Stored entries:
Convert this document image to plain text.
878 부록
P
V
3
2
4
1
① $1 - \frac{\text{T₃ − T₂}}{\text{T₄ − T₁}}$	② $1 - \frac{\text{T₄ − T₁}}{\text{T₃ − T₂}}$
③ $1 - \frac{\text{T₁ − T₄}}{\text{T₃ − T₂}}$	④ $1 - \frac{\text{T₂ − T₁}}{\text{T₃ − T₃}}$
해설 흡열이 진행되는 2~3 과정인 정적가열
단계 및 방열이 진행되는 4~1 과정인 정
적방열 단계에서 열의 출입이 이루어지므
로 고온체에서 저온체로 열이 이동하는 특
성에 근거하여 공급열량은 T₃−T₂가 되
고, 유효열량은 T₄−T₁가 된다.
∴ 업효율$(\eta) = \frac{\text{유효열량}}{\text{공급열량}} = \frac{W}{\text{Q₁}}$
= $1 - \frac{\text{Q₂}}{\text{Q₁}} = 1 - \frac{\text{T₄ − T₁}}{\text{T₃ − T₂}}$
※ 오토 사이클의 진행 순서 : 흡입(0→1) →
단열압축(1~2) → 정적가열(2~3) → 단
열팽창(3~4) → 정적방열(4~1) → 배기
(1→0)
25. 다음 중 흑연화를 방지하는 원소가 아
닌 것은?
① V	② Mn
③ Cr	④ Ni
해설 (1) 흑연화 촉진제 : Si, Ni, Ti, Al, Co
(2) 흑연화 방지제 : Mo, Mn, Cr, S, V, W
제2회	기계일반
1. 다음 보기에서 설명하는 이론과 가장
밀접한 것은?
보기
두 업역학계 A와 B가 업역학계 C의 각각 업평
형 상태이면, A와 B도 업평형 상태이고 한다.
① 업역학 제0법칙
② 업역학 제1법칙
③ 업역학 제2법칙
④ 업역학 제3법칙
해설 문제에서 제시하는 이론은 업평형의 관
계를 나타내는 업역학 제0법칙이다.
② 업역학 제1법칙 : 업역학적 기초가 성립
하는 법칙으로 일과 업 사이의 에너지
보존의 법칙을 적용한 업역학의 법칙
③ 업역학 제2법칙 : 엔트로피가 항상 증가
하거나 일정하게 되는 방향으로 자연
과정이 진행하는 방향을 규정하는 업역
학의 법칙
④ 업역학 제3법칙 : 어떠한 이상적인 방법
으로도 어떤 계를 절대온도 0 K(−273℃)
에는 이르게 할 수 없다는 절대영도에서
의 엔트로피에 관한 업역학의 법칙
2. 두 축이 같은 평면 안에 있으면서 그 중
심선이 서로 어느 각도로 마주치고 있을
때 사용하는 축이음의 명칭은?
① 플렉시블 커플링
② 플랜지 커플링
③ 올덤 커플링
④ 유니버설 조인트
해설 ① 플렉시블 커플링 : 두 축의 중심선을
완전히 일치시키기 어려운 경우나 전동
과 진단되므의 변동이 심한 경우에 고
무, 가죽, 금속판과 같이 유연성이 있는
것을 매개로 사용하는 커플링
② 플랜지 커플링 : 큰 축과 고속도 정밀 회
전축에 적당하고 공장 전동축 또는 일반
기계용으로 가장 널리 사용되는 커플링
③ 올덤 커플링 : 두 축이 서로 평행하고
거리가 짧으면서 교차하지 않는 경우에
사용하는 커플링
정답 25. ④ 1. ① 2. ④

* _TASK DIRECTIONS_
All of the data above should be transcribed exactly.

* _EXPECTED ANSWER_
Convert this document image to plain text.
878 부록
P
V
3
2
4
1
① $1 - \frac{\text{T₃ − T₂}}{\text{T₄ − T₁}}$	② $1 - \frac{\text{T₄ − T₁}}{\text{T₃ − T₂}}$
③ $1 - \frac{\text{T₁ − T₄}}{\text{T₃ − T₂}}$	④ $1 - \frac{\text{T₂ − T₁}}{\text{T₃ − T₃}}$
해설 흡열이 진행되는 2~3 과정인 정적가열
단계 및 방열이 진행되는 4~1 과정인 정
적방열 단계에서 열의 출입이 이루어지므
로 고온체에서 저온체로 열이 이동하는 특
성에 근거하여 공급열량은 T₃−T₂가 되
고, 유효열량은 T₄−T₁가 된다.
∴ 업효율$(\eta) = \frac{\text{유효열량}}{\text{공급열량}} = \frac{W}{\text{Q₁}}$
= $1 - \frac{\text{Q₂}}{\text{Q₁}} = 1 - \frac{\text{T₄ − T₁}}{\text{T₃ − T₂}}$
※ 오토 사이클의 진행 순서 : 흡입(0→1) →
단열압축(1~2) → 정적가열(2~3) → 단
열팽창(3~4) → 정적방열(4~1) → 배기
(1→0)
25. 다음 중 흑연화를 방지하는 원소가 아
닌 것은?
① V	② Mn
③ Cr	④ Ni
해설 (1) 흑연화 촉진제 : Si, Ni, Ti, Al, Co
(2) 흑연화 방지제 : Mo, Mn, Cr, S, V, W
제2회	기계일반
1. 다음 보기에서 설명하는 이론과 가장
밀접한 것은?
보기
두 업역학계 A와 B가 업역학계 C의 각각 업평
형 상태이면, A와 B도 업평형 상태이고 한다.
① 업역학 제0법칙
② 업역학 제1법칙
③ 업역학 제2법칙
④ 업역학 제3법칙
해설 문제에서 제시하는 이론은 업평형의 관
계를 나타내는 업역학 제0법칙이다.
② 업역학 제1법칙 : 업역학적 기초가 성립
하는 법칙으로 일과 업 사이의 에너지
보존의 법칙을 적용한 업역학의 법칙
③ 업역학 제2법칙 : 엔트로피가 항상 증가
하거나 일정하게 되는 방향으로 자연
과정이 진행하는 방향을 규정하는 업역
학의 법칙
④ 업역학 제3법칙 : 어떠한 이상적인 방법
으로도 어떤 계를 절대온도 0 K(−273℃)
에는 이르게 할 수 없다는 절대영도에서
의 엔트로피에 관한 업역학의 법칙
2. 두 축이 같은 평면 안에 있으면서 그 중
심선이 서로 어느 각도로 마주치고 있을
때 사용하는 축이음의 명칭은?
① 플렉시블 커플링
② 플랜지 커플링
③ 올덤 커플링
④ 유니버설 조인트
해설 ① 플렉시블 커플링 : 두 축의 중심선을
완전히 일치시키기 어려운 경우나 전동
과 진단되므의 변동이 심한 경우에 고
무, 가죽, 금속판과 같이 유연성이 있는
것을 매개로 사용하는 커플링
② 플랜지 커플링 : 큰 축과 고속도 정밀 회
전축에 적당하고 공장 전동축 또는 일반
기계용으로 가장 널리 사용되는 커플링
③ 올덤 커플링 : 두 축이 서로 평행하고
거리가 짧으면서 교차하지 않는 경우에
사용하는 커플링
정답 25. ④ 1. ① 2. ④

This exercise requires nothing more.